Supplied text:
——

Scientists have identified a key "Big Bang" moment in the development of bowel cancer which sets the course for how it will grow. Researchers found that the point at which cancer cells successfully hide from the immune system was key in the disease's development - like the moment of rapid expansion thought to have started the universe. During this so-called immune escape, bowel cancer cells disrupt genes which allow the cancer to be detected.
Experts at The Institute of Cancer Research (ICR) in London said that after this point there were very limited changes in how cancer presents itself to the immune system. Professor Trevor Graham, director of the ICR's centre for evolution, said: "Some bowel cancers are 'born to be bad.' How they interact with the immune system is set early on.
"Immunotherapy and bowel cancer vaccines hold enormous promise for treating the disease. Our research suggests that a bowel cancer's relationship with the immune system doesn't change very much as it grows.
"If we can target that relationship early on, treatment should have a stronger chance of success."
Bowel cancer is the fourth most common cancer in the UK with around 44,000 new cases every year. Only around 15% of bowel cancers respond well to immunotherapy. The research looked at cells in bowel cancers from 29 people.
Study lead author Eszter Lakatos, a mathematical biologist at Chalmers University of Technology and the University of Gothenburg, Sweden, said: "Our hope is that these insights will eventually lead to more targeted, effective and early treatments, in addition to surgery."
Dr Catherine Elliott, director of research at Cancer Research UK, which part-funded the research, said: "To beat bowel cancer for everyone, we need to understand what happens at the very earliest stages of the disease.

——

Material supplied:
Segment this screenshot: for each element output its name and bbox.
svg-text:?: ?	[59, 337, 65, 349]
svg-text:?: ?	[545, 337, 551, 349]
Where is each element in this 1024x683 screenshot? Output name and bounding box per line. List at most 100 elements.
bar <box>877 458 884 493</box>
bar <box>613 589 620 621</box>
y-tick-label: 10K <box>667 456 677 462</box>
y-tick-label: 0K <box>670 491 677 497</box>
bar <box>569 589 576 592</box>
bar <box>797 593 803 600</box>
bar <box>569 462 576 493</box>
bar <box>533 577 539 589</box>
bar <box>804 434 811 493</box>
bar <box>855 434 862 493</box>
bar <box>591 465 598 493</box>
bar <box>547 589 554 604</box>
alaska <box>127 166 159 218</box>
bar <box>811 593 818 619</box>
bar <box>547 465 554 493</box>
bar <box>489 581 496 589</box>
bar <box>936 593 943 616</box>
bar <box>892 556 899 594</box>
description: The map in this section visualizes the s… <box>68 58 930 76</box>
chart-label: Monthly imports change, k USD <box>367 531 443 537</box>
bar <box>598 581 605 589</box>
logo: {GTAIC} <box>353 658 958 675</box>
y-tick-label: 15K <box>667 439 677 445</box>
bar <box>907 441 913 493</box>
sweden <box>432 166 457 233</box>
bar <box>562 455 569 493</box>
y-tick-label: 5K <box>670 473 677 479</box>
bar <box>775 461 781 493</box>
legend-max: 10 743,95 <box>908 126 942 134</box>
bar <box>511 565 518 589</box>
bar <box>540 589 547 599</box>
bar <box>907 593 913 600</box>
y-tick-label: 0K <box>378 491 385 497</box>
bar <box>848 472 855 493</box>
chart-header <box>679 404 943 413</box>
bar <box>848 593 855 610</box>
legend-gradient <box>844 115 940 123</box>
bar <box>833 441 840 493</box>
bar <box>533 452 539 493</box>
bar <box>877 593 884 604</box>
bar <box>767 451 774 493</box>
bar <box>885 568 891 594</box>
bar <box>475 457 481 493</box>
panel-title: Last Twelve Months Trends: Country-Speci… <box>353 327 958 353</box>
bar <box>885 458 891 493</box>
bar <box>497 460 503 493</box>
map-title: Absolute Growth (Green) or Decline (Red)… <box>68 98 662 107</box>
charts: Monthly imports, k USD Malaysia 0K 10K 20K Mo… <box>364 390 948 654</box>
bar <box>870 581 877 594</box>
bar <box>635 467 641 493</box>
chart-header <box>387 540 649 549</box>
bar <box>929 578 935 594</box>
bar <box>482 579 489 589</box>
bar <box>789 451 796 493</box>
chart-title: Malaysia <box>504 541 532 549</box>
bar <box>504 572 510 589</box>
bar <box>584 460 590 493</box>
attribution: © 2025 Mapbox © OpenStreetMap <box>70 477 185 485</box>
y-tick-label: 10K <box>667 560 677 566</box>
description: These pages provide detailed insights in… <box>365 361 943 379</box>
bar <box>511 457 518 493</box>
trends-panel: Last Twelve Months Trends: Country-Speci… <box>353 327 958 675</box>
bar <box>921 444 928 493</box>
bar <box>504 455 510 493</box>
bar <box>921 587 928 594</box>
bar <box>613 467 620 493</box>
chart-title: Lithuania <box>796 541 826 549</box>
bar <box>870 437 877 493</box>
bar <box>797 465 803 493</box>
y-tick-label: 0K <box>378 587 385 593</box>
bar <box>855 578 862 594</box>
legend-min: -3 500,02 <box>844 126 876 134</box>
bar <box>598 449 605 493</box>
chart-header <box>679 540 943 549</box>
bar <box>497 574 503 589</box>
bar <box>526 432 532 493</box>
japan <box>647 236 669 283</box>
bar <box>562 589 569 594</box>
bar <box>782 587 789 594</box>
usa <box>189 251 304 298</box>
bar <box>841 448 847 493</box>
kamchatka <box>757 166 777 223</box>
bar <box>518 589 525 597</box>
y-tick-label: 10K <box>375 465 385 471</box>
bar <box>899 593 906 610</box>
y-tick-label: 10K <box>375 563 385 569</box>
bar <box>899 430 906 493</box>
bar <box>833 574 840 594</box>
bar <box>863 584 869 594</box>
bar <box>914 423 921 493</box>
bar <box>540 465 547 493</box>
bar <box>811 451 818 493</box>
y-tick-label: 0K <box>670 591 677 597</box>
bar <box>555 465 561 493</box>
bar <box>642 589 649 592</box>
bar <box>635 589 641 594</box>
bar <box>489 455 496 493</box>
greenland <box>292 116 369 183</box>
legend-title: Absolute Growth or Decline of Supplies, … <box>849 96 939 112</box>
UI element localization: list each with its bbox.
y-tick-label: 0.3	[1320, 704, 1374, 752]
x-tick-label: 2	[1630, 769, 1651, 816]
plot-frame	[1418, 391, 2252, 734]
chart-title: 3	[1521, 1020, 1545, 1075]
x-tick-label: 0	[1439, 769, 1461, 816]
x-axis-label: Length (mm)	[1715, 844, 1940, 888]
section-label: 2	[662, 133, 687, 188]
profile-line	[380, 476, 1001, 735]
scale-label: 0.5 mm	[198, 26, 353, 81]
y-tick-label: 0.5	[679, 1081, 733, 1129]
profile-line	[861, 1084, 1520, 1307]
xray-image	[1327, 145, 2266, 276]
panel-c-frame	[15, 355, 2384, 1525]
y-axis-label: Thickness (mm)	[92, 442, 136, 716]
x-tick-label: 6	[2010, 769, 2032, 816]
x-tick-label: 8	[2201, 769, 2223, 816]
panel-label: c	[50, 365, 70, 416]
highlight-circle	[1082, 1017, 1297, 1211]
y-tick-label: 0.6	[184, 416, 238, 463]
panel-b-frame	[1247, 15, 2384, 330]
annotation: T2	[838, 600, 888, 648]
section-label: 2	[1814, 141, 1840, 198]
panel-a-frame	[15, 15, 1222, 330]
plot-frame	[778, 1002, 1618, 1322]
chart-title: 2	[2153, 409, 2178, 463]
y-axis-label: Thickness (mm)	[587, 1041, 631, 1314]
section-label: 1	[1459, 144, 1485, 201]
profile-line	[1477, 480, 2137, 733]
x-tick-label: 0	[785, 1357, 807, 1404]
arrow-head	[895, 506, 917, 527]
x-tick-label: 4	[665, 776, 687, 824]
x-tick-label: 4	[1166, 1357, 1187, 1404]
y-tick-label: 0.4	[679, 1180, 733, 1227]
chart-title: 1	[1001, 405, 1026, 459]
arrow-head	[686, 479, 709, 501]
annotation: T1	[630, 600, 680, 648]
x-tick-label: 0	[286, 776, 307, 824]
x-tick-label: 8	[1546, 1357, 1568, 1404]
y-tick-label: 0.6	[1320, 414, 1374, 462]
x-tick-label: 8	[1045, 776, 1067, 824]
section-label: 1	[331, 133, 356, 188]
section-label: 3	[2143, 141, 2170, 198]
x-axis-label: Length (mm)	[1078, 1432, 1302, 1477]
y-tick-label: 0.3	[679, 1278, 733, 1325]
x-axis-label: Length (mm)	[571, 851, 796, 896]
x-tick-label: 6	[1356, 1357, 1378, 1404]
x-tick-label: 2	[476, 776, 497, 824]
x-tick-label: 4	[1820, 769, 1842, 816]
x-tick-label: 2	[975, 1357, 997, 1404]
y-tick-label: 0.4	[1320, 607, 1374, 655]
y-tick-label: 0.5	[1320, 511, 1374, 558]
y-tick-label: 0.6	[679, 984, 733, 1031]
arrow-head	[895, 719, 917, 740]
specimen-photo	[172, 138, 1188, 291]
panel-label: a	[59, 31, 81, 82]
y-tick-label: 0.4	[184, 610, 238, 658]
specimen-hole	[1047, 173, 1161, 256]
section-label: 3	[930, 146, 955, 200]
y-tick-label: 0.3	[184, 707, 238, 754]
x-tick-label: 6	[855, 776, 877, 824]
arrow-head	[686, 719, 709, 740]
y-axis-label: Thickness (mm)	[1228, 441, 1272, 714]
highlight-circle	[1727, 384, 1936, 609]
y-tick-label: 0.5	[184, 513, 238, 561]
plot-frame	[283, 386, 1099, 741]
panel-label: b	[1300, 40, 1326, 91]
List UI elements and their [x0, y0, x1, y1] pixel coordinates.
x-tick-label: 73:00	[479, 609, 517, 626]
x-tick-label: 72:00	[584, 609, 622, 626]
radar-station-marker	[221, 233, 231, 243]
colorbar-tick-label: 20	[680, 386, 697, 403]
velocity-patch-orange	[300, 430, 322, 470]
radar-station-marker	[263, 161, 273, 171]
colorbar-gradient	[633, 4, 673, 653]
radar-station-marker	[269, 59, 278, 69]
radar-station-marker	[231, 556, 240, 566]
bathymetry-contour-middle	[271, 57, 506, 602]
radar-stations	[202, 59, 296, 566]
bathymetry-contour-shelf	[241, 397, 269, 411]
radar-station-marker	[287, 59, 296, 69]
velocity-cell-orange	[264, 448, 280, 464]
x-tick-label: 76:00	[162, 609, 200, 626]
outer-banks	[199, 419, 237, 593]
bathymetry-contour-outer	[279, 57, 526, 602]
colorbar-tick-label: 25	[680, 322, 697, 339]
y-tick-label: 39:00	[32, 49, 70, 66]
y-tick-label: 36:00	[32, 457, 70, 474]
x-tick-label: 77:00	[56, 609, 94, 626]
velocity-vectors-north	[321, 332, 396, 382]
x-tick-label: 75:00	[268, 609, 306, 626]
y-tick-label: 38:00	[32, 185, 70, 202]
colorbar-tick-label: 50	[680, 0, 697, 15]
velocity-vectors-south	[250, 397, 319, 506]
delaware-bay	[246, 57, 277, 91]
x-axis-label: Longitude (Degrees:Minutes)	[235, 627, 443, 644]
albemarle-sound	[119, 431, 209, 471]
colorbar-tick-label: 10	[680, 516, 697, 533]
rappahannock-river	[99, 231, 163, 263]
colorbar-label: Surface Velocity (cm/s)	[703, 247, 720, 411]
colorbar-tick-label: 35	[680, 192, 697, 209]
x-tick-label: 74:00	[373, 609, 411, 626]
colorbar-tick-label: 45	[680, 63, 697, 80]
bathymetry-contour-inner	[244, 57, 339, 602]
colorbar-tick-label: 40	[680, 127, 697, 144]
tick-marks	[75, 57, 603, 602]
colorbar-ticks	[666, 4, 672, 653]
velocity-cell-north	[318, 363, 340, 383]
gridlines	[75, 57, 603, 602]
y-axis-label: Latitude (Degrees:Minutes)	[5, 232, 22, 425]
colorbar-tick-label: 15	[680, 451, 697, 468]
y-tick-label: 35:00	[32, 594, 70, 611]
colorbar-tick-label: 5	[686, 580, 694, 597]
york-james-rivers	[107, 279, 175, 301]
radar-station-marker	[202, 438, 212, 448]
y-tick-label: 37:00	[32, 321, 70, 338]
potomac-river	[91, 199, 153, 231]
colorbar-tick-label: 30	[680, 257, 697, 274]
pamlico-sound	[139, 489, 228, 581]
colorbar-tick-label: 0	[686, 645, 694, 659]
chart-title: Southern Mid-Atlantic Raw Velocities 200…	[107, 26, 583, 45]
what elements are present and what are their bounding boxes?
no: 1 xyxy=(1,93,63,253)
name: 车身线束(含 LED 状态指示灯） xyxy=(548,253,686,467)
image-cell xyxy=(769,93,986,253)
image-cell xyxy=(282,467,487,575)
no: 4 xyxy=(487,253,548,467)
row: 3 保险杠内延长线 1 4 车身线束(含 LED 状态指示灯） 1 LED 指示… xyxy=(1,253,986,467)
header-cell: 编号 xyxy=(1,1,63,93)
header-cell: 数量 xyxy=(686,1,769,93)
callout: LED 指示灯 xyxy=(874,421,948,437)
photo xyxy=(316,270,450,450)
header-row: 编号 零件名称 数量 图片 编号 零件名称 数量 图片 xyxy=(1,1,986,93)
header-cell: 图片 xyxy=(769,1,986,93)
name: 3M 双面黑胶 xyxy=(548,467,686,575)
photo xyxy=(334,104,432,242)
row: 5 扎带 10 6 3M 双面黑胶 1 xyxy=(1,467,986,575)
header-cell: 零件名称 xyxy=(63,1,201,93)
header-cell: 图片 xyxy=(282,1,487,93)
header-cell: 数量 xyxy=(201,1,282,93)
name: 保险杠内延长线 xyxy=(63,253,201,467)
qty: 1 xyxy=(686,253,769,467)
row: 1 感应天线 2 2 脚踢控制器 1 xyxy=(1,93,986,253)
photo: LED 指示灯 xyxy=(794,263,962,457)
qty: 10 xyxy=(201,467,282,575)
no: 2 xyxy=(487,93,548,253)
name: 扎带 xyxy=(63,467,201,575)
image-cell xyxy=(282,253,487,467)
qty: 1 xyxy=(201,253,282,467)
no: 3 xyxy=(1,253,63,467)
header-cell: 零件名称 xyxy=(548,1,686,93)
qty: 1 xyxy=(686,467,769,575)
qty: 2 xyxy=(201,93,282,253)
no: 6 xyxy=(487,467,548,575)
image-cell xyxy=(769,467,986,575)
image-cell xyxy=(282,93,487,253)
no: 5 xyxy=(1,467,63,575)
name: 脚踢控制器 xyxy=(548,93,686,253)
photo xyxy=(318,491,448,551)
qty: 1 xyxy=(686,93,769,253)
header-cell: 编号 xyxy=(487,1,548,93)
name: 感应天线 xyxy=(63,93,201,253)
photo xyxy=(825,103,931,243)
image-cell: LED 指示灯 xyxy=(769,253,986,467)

——

Exercise set:
(1) Summarize the bowel cancer article in two sentences.
(2) Repeat the bowel cancer article from "Bowel cancer is" up to and including "from 29 people.".

Exercise results:
(1) Researchers have identified a "Big Bang" moment in bowel cancer's development: the point at which cancer cells escape the immune system by disrupting genes that allow them to be detected, after which there is very little change in how the cancer presents itself to the immune system. Professor Trevor Graham of The Institute of Cancer Research said this suggests that targeting a cancer's relationship with the immune system early on should give treatment a stronger chance of success.

(2)
Bowel cancer is the fourth most common cancer in the UK with around 44,000 new cases every year. Only around 15% of bowel cancers respond well to immunotherapy. The research looked at cells in bowel cancers from 29 people.